_WORK TO COMPLETE_
Omit the pictures, please, and give each record below again exactly.

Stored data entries
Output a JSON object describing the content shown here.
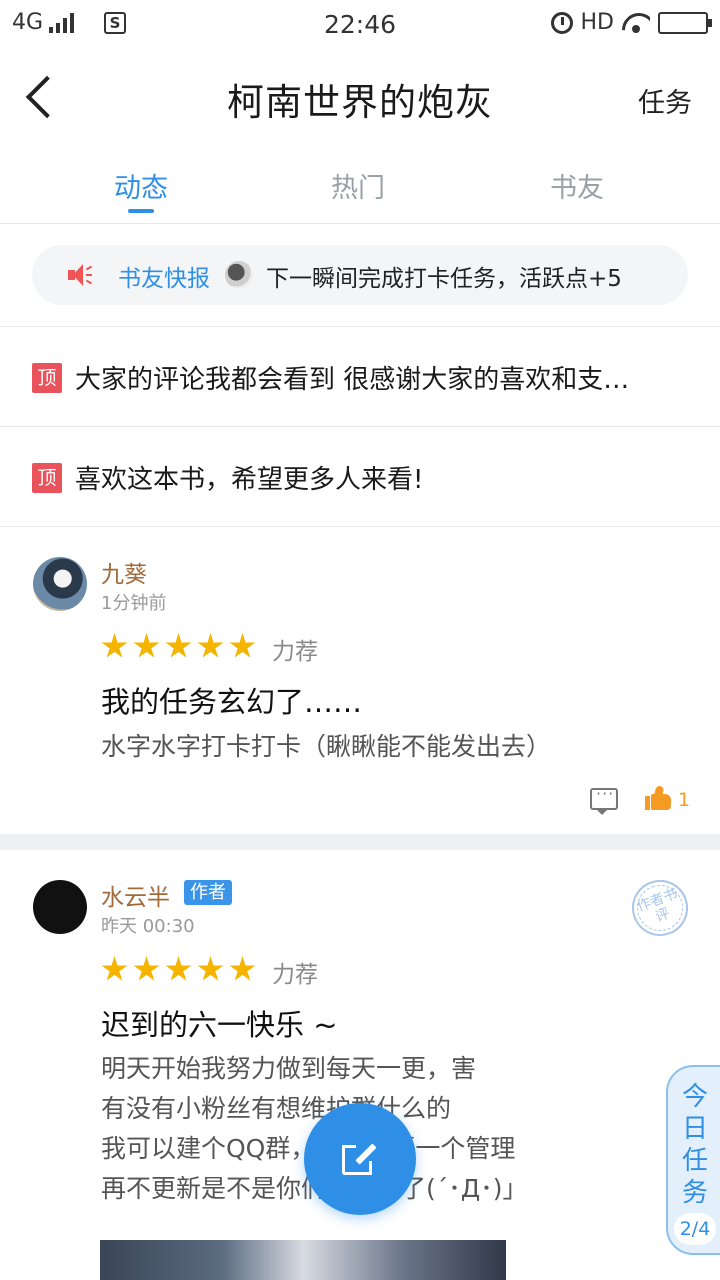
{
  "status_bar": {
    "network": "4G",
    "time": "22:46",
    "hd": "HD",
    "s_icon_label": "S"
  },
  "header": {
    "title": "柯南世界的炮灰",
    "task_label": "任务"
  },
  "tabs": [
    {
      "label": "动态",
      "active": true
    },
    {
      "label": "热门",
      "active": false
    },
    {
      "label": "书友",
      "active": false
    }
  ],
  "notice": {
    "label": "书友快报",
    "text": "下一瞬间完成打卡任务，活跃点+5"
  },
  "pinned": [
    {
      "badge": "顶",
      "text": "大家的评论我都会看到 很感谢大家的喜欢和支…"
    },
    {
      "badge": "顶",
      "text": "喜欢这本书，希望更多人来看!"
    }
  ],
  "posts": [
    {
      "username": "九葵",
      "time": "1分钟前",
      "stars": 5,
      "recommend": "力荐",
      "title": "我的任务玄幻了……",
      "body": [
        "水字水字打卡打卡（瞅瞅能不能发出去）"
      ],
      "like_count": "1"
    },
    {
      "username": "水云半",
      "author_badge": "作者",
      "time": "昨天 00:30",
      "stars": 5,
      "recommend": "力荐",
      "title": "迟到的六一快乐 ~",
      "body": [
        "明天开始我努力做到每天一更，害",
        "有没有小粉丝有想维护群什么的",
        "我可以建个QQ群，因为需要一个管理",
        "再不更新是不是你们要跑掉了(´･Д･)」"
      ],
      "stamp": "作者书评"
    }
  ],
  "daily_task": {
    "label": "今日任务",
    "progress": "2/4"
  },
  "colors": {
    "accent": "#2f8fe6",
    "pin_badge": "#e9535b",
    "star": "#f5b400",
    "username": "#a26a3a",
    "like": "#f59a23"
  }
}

_WRITTEN ANSWER_
Output a JSON object describing the content shown here.
{
  "status_bar": {
    "network": "4G",
    "time": "22:46",
    "hd": "HD",
    "s_icon_label": "S"
  },
  "header": {
    "title": "柯南世界的炮灰",
    "task_label": "任务"
  },
  "tabs": [
    {
      "label": "动态",
      "active": true
    },
    {
      "label": "热门",
      "active": false
    },
    {
      "label": "书友",
      "active": false
    }
  ],
  "notice": {
    "label": "书友快报",
    "text": "下一瞬间完成打卡任务，活跃点+5"
  },
  "pinned": [
    {
      "badge": "顶",
      "text": "大家的评论我都会看到 很感谢大家的喜欢和支…"
    },
    {
      "badge": "顶",
      "text": "喜欢这本书，希望更多人来看!"
    }
  ],
  "posts": [
    {
      "username": "九葵",
      "time": "1分钟前",
      "stars": 5,
      "recommend": "力荐",
      "title": "我的任务玄幻了……",
      "body": [
        "水字水字打卡打卡（瞅瞅能不能发出去）"
      ],
      "like_count": "1"
    },
    {
      "username": "水云半",
      "author_badge": "作者",
      "time": "昨天 00:30",
      "stars": 5,
      "recommend": "力荐",
      "title": "迟到的六一快乐 ~",
      "body": [
        "明天开始我努力做到每天一更，害",
        "有没有小粉丝有想维护群什么的",
        "我可以建个QQ群，因为需要一个管理",
        "再不更新是不是你们要跑掉了(´･Д･)」"
      ],
      "stamp": "作者书评"
    }
  ],
  "daily_task": {
    "label": "今日任务",
    "progress": "2/4"
  },
  "colors": {
    "accent": "#2f8fe6",
    "pin_badge": "#e9535b",
    "star": "#f5b400",
    "username": "#a26a3a",
    "like": "#f59a23"
  }
}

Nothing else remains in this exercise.